## TASK REQUIREMENTS
All of the entries must be reproduced exactly, with no images carried over.

Chart and figure data
************

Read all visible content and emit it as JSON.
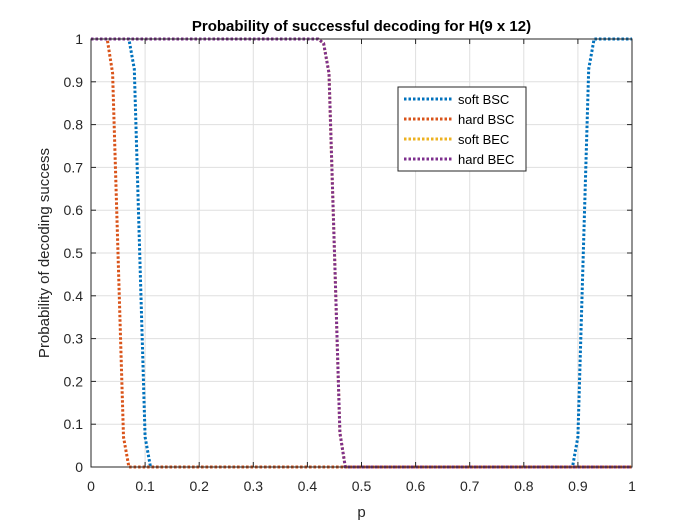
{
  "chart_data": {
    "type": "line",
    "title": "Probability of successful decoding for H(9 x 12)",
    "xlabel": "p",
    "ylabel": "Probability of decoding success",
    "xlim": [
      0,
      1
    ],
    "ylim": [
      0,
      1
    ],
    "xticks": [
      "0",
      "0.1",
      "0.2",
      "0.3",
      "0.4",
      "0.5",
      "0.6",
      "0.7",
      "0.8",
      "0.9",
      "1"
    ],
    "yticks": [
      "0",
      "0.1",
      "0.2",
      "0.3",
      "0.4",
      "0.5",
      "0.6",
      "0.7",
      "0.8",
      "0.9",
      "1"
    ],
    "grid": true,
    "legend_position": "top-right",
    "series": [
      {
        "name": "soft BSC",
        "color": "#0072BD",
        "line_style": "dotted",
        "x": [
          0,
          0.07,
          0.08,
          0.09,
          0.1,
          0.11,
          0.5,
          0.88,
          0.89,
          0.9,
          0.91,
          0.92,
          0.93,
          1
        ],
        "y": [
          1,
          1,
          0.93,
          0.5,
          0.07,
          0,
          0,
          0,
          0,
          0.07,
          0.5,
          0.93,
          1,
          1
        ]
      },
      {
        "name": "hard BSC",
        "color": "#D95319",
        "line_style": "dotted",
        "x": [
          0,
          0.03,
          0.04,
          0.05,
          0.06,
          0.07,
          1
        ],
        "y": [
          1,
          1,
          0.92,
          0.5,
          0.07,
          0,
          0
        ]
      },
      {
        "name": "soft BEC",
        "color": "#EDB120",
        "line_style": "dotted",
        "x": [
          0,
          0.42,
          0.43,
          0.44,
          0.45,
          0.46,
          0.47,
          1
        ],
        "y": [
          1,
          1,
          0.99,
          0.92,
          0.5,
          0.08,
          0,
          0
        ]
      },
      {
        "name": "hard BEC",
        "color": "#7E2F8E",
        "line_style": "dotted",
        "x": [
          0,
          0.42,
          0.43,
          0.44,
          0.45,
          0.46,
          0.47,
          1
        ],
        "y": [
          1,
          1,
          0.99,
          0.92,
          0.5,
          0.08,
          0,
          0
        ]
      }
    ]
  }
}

************

## SOLUTION TO THIS PROBLEM
Read all visible content and emit it as JSON.
{
  "chart_data": {
    "type": "line",
    "title": "Probability of successful decoding for H(9 x 12)",
    "xlabel": "p",
    "ylabel": "Probability of decoding success",
    "xlim": [
      0,
      1
    ],
    "ylim": [
      0,
      1
    ],
    "xticks": [
      "0",
      "0.1",
      "0.2",
      "0.3",
      "0.4",
      "0.5",
      "0.6",
      "0.7",
      "0.8",
      "0.9",
      "1"
    ],
    "yticks": [
      "0",
      "0.1",
      "0.2",
      "0.3",
      "0.4",
      "0.5",
      "0.6",
      "0.7",
      "0.8",
      "0.9",
      "1"
    ],
    "grid": true,
    "legend_position": "top-right",
    "series": [
      {
        "name": "soft BSC",
        "color": "#0072BD",
        "line_style": "dotted",
        "x": [
          0,
          0.07,
          0.08,
          0.09,
          0.1,
          0.11,
          0.5,
          0.88,
          0.89,
          0.9,
          0.91,
          0.92,
          0.93,
          1
        ],
        "y": [
          1,
          1,
          0.93,
          0.5,
          0.07,
          0,
          0,
          0,
          0,
          0.07,
          0.5,
          0.93,
          1,
          1
        ]
      },
      {
        "name": "hard BSC",
        "color": "#D95319",
        "line_style": "dotted",
        "x": [
          0,
          0.03,
          0.04,
          0.05,
          0.06,
          0.07,
          1
        ],
        "y": [
          1,
          1,
          0.92,
          0.5,
          0.07,
          0,
          0
        ]
      },
      {
        "name": "soft BEC",
        "color": "#EDB120",
        "line_style": "dotted",
        "x": [
          0,
          0.42,
          0.43,
          0.44,
          0.45,
          0.46,
          0.47,
          1
        ],
        "y": [
          1,
          1,
          0.99,
          0.92,
          0.5,
          0.08,
          0,
          0
        ]
      },
      {
        "name": "hard BEC",
        "color": "#7E2F8E",
        "line_style": "dotted",
        "x": [
          0,
          0.42,
          0.43,
          0.44,
          0.45,
          0.46,
          0.47,
          1
        ],
        "y": [
          1,
          1,
          0.99,
          0.92,
          0.5,
          0.08,
          0,
          0
        ]
      }
    ]
  }
}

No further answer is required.